▸ **Aim**: Count the lines below that contain the word "connectors", and reply with that number alone.

▸ **Data shown**:
******************************
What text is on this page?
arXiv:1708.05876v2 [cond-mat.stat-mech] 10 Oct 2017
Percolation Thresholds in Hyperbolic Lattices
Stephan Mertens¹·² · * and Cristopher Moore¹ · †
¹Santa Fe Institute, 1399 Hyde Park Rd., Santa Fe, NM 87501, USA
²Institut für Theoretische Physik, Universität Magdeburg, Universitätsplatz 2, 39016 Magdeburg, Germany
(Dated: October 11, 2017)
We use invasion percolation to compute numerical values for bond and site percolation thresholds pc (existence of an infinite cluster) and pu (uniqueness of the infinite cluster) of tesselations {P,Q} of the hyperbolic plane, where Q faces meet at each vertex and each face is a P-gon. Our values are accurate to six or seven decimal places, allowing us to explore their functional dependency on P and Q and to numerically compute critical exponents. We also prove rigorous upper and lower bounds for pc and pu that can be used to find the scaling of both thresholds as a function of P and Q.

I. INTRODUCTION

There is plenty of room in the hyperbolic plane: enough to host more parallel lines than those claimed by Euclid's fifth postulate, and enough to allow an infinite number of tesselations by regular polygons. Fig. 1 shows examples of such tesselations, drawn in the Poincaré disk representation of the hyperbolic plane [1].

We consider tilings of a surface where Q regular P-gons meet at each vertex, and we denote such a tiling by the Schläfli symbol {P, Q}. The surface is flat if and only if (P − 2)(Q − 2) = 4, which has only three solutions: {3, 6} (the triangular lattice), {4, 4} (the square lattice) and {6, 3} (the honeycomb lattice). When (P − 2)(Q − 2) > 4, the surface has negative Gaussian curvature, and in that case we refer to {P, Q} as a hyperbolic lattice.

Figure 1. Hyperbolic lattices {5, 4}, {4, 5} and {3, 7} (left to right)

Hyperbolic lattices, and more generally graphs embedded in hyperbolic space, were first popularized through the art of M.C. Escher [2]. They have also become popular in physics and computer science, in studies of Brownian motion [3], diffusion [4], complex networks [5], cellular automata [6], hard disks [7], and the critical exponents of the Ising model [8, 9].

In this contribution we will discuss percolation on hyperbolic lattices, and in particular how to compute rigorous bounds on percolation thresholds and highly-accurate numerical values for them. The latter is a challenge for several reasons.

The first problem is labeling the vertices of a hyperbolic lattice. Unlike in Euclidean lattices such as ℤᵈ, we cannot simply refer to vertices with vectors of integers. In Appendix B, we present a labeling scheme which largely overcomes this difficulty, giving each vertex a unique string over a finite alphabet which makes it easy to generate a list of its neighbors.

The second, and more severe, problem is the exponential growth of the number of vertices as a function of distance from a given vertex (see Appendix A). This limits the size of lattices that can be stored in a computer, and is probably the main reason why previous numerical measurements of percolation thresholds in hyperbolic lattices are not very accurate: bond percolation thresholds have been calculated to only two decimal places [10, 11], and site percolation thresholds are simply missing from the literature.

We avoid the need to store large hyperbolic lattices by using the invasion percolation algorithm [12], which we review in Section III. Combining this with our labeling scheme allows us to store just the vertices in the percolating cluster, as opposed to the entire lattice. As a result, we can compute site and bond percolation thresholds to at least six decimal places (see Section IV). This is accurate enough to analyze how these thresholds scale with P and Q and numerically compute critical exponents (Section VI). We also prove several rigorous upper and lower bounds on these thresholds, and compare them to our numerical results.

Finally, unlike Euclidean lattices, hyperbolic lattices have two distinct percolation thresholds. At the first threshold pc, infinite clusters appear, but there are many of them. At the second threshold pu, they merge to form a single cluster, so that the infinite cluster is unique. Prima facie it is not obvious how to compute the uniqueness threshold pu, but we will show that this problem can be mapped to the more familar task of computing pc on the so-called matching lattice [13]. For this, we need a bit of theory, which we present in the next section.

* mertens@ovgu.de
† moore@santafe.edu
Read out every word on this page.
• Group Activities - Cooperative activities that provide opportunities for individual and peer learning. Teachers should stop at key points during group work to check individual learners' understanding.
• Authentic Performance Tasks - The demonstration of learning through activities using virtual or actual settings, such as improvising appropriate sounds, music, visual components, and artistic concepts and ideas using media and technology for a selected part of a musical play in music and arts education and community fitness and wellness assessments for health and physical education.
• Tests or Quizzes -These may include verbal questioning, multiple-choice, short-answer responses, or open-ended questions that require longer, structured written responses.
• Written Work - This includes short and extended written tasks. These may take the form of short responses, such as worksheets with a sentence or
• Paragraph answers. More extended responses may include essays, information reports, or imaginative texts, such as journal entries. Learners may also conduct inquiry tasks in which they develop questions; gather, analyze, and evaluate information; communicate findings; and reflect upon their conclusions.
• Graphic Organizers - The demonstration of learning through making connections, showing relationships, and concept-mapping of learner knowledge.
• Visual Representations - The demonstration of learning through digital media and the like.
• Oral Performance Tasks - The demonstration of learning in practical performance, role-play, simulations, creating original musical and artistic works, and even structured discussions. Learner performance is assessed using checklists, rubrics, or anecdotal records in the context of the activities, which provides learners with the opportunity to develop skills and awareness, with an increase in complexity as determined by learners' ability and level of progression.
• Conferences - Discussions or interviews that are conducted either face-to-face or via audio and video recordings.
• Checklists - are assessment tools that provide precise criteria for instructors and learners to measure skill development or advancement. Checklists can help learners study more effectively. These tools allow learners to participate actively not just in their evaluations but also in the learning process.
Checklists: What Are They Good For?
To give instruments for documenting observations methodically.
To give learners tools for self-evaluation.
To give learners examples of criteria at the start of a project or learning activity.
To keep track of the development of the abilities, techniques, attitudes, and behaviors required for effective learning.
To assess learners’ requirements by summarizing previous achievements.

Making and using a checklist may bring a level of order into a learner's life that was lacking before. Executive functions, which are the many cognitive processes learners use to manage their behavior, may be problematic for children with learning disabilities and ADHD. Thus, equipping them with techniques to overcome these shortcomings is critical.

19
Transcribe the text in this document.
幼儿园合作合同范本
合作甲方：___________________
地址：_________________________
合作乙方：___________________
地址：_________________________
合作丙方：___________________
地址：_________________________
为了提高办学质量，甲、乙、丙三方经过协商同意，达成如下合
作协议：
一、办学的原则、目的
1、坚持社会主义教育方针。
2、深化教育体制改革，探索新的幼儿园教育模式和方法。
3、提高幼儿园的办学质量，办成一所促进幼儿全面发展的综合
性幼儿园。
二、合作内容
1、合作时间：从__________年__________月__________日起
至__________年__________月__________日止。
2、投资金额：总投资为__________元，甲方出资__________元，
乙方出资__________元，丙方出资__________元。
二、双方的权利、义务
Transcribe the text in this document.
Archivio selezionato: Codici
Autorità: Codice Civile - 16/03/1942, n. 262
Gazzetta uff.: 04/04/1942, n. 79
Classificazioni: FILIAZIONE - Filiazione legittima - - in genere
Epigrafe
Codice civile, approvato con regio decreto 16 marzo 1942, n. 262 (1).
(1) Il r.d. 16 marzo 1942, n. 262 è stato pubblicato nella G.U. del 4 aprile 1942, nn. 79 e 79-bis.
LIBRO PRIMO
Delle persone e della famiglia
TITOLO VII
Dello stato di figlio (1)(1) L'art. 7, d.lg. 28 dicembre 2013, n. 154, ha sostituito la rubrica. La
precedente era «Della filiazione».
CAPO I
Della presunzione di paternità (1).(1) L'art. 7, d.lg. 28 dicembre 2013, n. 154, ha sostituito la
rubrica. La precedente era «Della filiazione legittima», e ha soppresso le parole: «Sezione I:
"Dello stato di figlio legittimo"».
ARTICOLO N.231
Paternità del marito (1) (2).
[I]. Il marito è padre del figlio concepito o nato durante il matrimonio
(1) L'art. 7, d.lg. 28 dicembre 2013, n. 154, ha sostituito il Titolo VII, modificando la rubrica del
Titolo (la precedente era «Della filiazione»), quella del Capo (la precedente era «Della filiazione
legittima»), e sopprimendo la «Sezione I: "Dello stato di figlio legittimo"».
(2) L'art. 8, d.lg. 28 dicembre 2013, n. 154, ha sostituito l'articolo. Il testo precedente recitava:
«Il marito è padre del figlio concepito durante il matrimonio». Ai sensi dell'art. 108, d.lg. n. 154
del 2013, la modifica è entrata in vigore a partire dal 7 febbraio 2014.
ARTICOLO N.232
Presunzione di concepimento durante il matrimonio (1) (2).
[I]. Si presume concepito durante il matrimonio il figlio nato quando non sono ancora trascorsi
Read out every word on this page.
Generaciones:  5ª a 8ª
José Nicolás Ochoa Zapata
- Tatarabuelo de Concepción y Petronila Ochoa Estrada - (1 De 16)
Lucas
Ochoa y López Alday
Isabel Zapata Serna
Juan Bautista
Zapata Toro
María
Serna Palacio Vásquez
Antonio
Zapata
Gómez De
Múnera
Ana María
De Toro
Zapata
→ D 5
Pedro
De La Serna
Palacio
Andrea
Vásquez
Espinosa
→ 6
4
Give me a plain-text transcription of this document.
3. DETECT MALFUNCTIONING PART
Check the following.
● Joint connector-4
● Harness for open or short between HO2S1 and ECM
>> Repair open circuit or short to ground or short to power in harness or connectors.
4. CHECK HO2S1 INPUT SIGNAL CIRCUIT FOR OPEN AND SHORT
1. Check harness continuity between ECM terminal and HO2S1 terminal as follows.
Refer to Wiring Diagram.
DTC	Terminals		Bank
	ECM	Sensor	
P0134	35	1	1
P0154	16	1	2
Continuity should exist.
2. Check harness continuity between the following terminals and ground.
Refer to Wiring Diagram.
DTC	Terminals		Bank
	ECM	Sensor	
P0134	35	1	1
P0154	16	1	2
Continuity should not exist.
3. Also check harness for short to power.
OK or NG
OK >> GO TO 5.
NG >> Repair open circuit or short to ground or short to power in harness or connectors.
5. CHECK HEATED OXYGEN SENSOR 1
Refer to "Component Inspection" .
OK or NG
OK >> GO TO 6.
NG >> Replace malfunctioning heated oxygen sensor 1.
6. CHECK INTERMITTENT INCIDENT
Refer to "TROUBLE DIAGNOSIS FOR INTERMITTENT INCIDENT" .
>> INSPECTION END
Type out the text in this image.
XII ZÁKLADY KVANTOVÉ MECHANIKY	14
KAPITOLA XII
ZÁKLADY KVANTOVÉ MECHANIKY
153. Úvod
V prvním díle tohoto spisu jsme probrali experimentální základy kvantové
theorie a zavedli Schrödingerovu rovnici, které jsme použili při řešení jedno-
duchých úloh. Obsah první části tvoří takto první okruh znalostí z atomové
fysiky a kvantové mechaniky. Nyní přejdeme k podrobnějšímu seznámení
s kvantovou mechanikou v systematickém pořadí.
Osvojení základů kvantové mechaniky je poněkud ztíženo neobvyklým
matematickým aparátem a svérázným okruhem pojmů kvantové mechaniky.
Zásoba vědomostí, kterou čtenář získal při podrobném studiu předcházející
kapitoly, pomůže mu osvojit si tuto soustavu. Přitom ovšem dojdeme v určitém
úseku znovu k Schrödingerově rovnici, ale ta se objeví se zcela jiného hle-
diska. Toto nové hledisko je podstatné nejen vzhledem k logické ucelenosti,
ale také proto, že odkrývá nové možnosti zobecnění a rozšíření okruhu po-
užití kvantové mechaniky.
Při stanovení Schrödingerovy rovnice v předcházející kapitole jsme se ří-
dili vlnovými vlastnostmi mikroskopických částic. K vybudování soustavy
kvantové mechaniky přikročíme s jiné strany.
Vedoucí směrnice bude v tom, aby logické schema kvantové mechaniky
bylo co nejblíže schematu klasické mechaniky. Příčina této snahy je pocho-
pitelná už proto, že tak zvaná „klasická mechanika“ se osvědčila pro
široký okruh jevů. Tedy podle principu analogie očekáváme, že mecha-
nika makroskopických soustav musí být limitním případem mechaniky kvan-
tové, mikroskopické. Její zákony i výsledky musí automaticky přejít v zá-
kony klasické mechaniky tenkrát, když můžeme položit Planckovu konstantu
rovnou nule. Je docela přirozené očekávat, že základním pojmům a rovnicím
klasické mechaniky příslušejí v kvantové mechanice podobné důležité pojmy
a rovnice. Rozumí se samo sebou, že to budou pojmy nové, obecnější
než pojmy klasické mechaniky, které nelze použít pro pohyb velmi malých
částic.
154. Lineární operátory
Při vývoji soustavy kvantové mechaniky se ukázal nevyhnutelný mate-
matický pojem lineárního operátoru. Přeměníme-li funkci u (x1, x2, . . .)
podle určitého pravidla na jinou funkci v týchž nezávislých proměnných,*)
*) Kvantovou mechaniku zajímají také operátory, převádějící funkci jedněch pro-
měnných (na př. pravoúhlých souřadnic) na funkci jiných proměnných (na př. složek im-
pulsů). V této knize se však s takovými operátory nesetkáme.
******************************
▸ **Complete answer**: 2